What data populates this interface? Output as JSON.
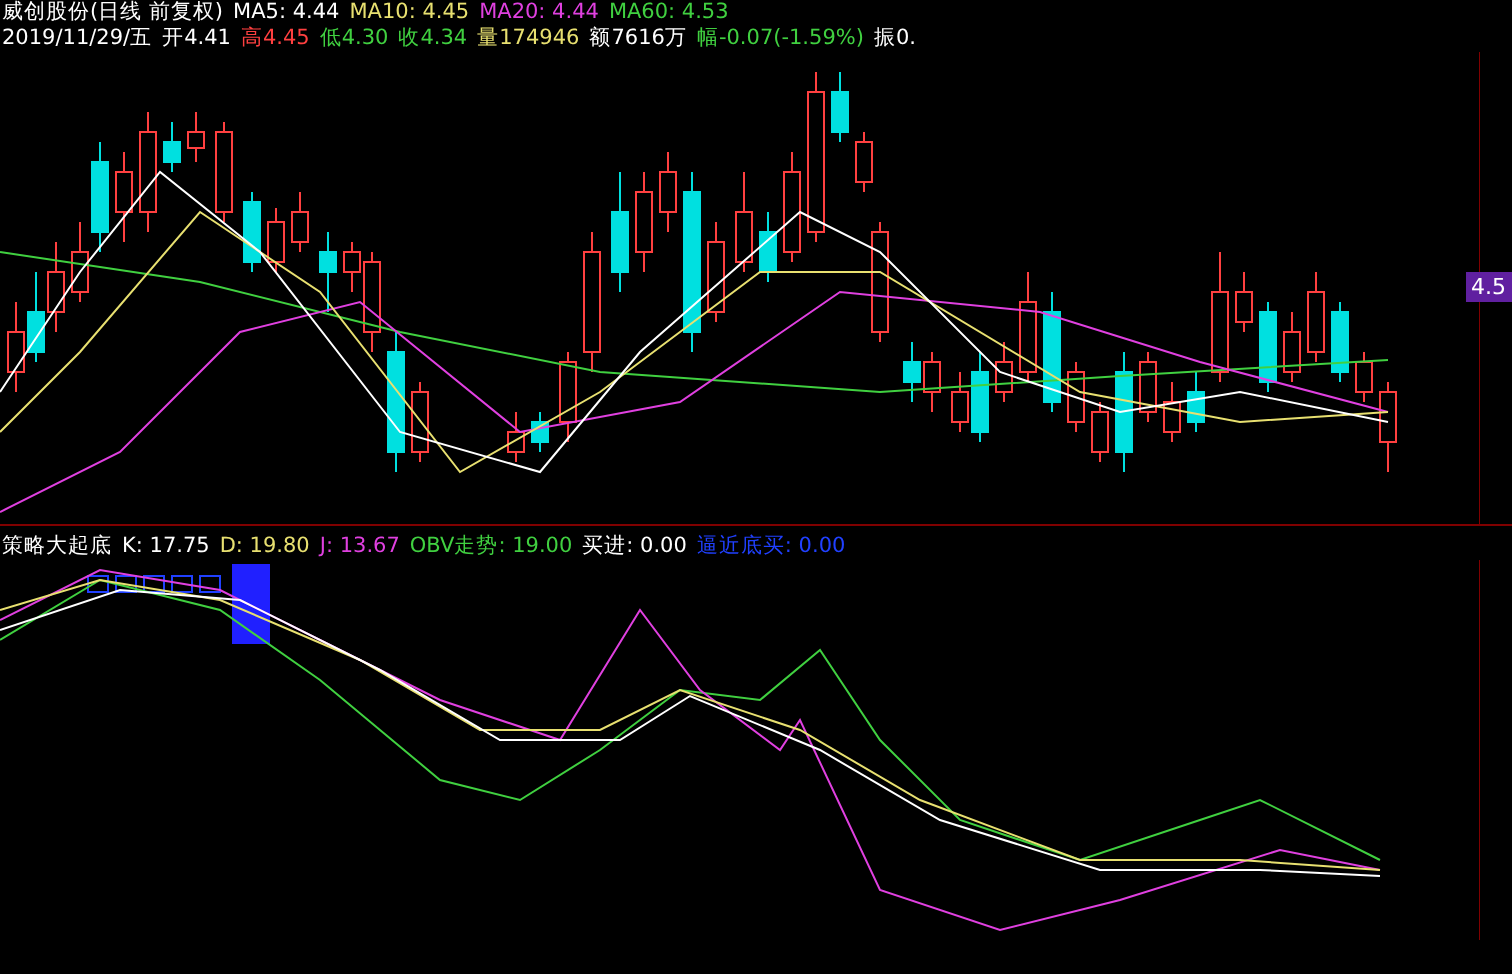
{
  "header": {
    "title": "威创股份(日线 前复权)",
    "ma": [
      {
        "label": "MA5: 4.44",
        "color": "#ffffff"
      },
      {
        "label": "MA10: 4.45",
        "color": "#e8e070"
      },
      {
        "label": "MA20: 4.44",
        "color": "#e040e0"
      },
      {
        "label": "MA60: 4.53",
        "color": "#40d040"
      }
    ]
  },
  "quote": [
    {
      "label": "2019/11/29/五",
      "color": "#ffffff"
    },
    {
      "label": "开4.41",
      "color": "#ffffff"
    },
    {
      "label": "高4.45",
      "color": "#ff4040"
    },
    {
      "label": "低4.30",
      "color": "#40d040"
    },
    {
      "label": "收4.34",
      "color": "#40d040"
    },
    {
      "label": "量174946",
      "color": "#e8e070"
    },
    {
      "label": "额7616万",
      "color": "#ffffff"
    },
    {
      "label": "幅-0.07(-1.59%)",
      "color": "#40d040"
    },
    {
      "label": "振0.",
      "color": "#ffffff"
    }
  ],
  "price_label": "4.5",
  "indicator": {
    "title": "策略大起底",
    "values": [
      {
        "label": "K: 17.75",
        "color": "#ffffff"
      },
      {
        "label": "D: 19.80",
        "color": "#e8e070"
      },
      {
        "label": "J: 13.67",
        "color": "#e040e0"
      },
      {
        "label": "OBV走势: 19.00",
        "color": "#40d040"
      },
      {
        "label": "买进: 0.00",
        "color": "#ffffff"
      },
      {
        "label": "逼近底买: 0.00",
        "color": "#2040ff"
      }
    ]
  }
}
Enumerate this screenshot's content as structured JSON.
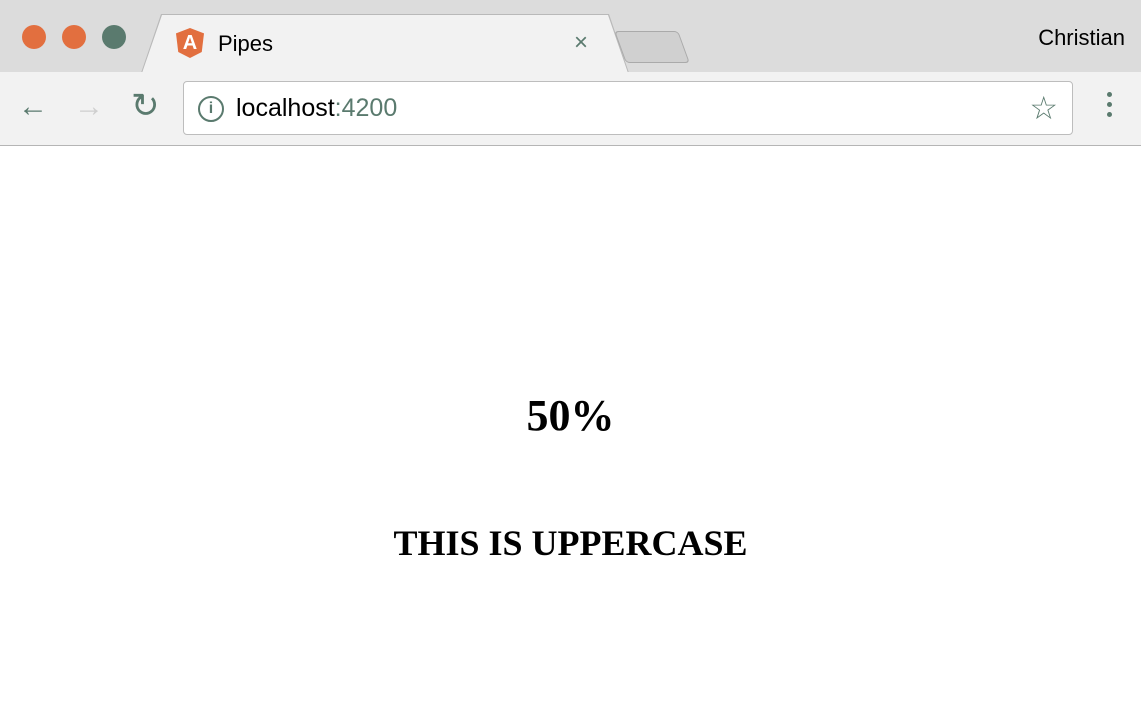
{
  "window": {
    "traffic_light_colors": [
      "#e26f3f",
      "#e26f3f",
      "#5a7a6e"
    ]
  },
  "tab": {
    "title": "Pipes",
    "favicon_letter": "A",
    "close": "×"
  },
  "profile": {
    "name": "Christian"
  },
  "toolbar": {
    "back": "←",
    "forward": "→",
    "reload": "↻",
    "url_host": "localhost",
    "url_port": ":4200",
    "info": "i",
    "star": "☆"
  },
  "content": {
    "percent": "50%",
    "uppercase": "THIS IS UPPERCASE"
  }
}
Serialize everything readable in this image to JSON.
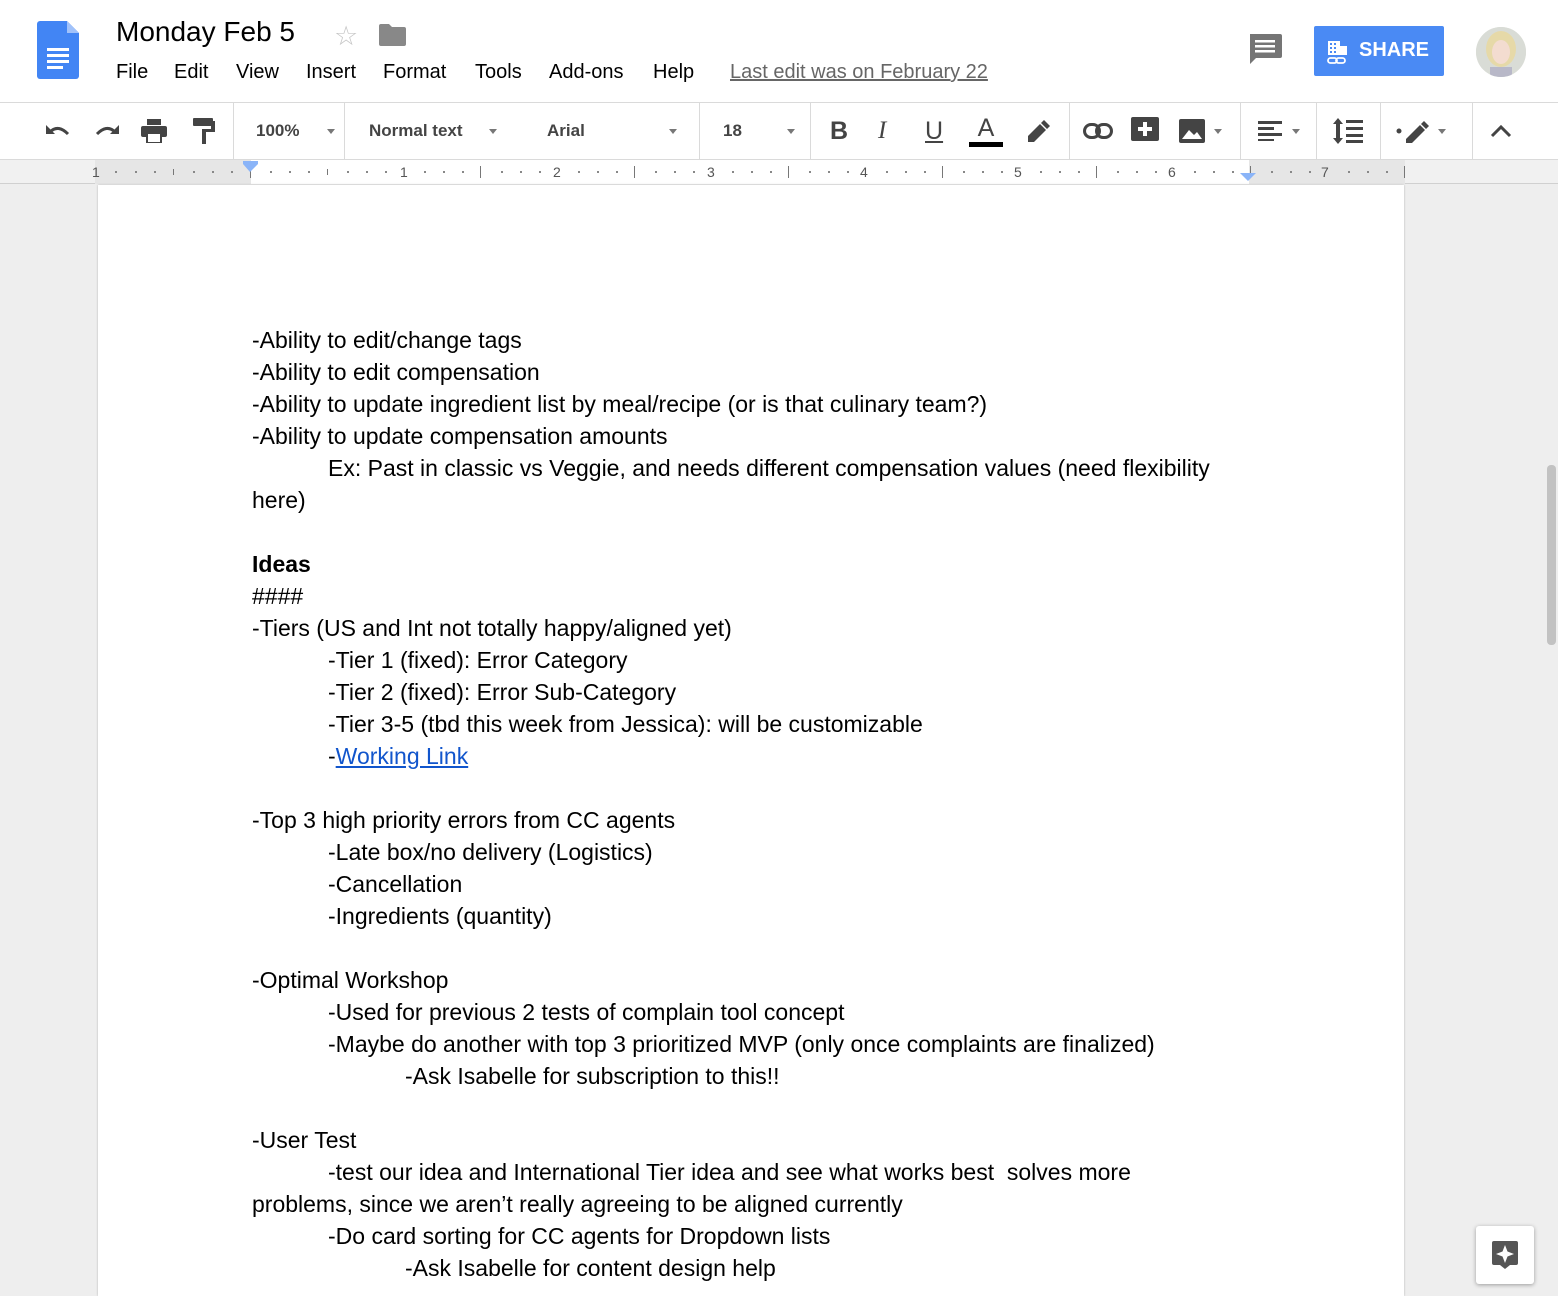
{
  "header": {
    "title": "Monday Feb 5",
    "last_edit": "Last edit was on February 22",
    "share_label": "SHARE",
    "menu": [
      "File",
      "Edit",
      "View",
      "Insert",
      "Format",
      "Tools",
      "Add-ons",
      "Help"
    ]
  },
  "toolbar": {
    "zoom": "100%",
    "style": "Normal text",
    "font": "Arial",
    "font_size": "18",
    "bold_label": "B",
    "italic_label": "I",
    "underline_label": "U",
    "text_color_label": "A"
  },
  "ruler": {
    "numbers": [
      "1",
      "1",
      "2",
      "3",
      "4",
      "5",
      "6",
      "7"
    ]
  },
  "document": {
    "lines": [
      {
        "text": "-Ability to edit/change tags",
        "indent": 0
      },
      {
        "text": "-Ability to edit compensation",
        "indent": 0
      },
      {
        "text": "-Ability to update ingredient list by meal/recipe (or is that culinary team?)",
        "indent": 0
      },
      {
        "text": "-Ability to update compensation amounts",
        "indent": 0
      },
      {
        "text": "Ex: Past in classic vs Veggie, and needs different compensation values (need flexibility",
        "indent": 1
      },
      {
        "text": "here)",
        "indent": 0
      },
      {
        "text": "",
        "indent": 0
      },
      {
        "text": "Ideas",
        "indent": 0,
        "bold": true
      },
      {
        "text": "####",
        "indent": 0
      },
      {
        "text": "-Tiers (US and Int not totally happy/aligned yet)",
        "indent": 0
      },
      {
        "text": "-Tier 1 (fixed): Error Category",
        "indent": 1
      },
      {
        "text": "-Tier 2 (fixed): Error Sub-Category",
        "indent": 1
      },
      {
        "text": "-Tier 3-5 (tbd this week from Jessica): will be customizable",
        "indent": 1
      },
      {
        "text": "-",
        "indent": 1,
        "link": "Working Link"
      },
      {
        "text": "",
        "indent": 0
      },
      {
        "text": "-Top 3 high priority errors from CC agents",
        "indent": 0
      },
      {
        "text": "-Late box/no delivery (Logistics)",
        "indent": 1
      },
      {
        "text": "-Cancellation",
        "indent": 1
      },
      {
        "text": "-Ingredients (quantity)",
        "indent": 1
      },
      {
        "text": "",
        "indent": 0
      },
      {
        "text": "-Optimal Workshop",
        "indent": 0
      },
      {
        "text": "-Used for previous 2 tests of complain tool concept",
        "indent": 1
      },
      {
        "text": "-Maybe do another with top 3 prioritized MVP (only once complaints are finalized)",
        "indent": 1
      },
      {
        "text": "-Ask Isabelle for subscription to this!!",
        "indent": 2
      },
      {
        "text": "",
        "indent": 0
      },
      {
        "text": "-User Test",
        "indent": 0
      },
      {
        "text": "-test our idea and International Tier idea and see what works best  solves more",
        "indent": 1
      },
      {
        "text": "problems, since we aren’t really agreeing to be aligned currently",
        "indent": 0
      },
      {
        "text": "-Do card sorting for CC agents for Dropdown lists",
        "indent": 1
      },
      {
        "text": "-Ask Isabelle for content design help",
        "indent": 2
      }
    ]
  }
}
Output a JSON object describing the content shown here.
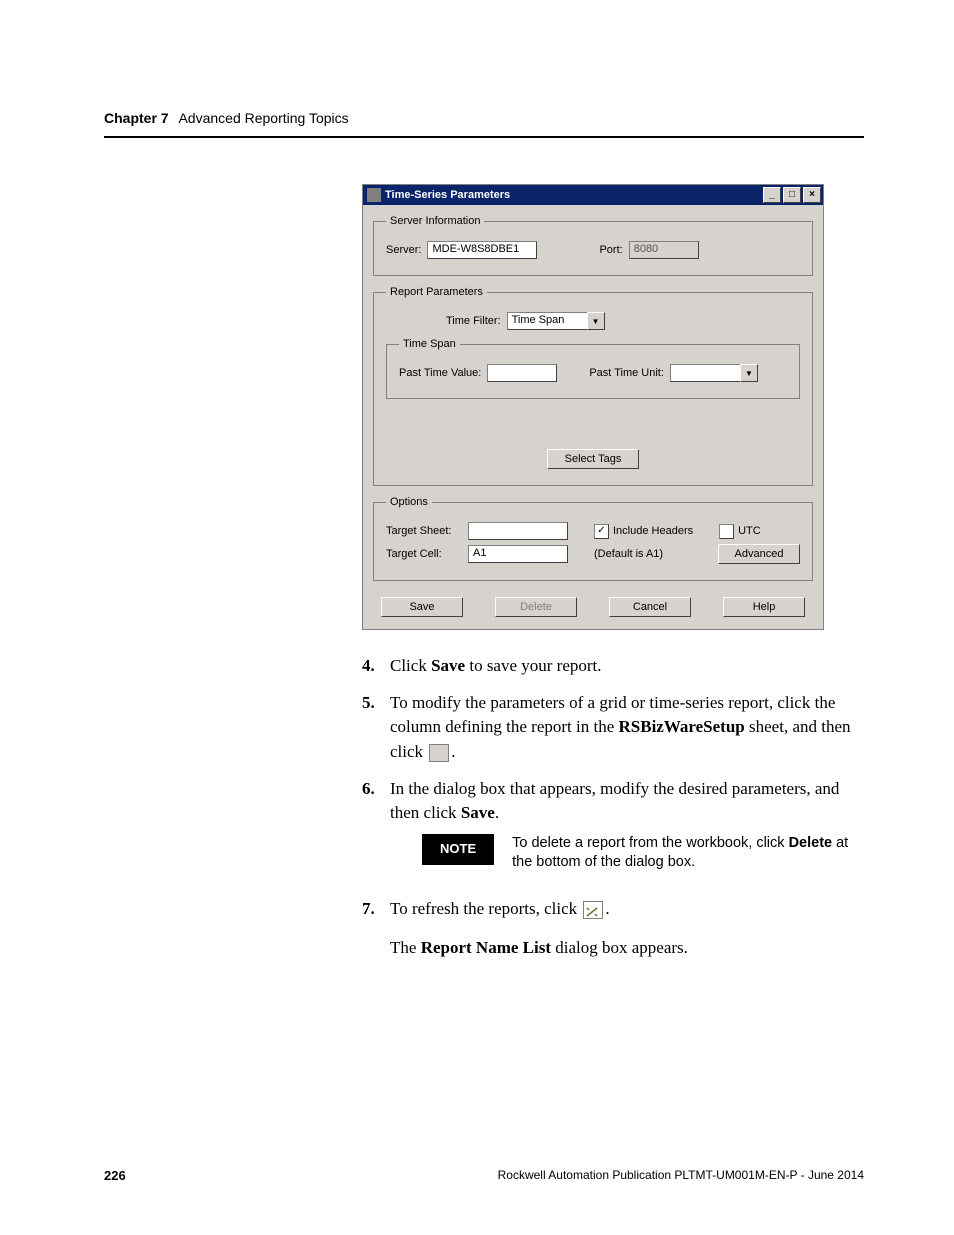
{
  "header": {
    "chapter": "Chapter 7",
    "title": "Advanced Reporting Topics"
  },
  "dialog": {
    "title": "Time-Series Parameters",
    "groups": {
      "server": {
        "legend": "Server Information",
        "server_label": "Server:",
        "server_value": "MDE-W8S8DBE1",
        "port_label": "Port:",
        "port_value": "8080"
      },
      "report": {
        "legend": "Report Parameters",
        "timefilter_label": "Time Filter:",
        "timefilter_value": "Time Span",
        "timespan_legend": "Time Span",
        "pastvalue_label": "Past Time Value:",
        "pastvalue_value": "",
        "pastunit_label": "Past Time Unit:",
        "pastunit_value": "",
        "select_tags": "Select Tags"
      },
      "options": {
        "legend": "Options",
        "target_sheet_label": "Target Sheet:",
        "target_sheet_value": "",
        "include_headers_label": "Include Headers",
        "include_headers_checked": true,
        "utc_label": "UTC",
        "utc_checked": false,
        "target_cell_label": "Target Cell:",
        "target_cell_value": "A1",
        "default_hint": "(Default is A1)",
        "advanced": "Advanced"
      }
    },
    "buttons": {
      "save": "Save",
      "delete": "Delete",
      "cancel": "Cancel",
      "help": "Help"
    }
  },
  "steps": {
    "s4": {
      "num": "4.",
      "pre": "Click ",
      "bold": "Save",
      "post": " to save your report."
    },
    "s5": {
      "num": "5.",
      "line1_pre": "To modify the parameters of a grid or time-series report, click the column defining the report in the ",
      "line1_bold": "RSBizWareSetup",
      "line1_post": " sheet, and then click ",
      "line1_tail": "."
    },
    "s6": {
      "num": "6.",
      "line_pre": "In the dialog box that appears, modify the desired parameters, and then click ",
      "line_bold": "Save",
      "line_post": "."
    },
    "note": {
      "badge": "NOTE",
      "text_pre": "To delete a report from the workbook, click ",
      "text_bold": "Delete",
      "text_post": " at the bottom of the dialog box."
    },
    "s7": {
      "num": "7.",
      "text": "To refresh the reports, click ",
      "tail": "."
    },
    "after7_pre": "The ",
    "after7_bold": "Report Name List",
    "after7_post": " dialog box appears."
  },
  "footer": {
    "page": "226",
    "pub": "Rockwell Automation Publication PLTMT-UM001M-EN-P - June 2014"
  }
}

§ §

TASK DESCRIPTION
Among the entries above, identify all lines with "update" and copy them.

TASK RESULT
        "text": "-Ability to update ingredient list by meal/recipe (or is that culinary team?)",
        "text": "-Ability to update compensation amounts",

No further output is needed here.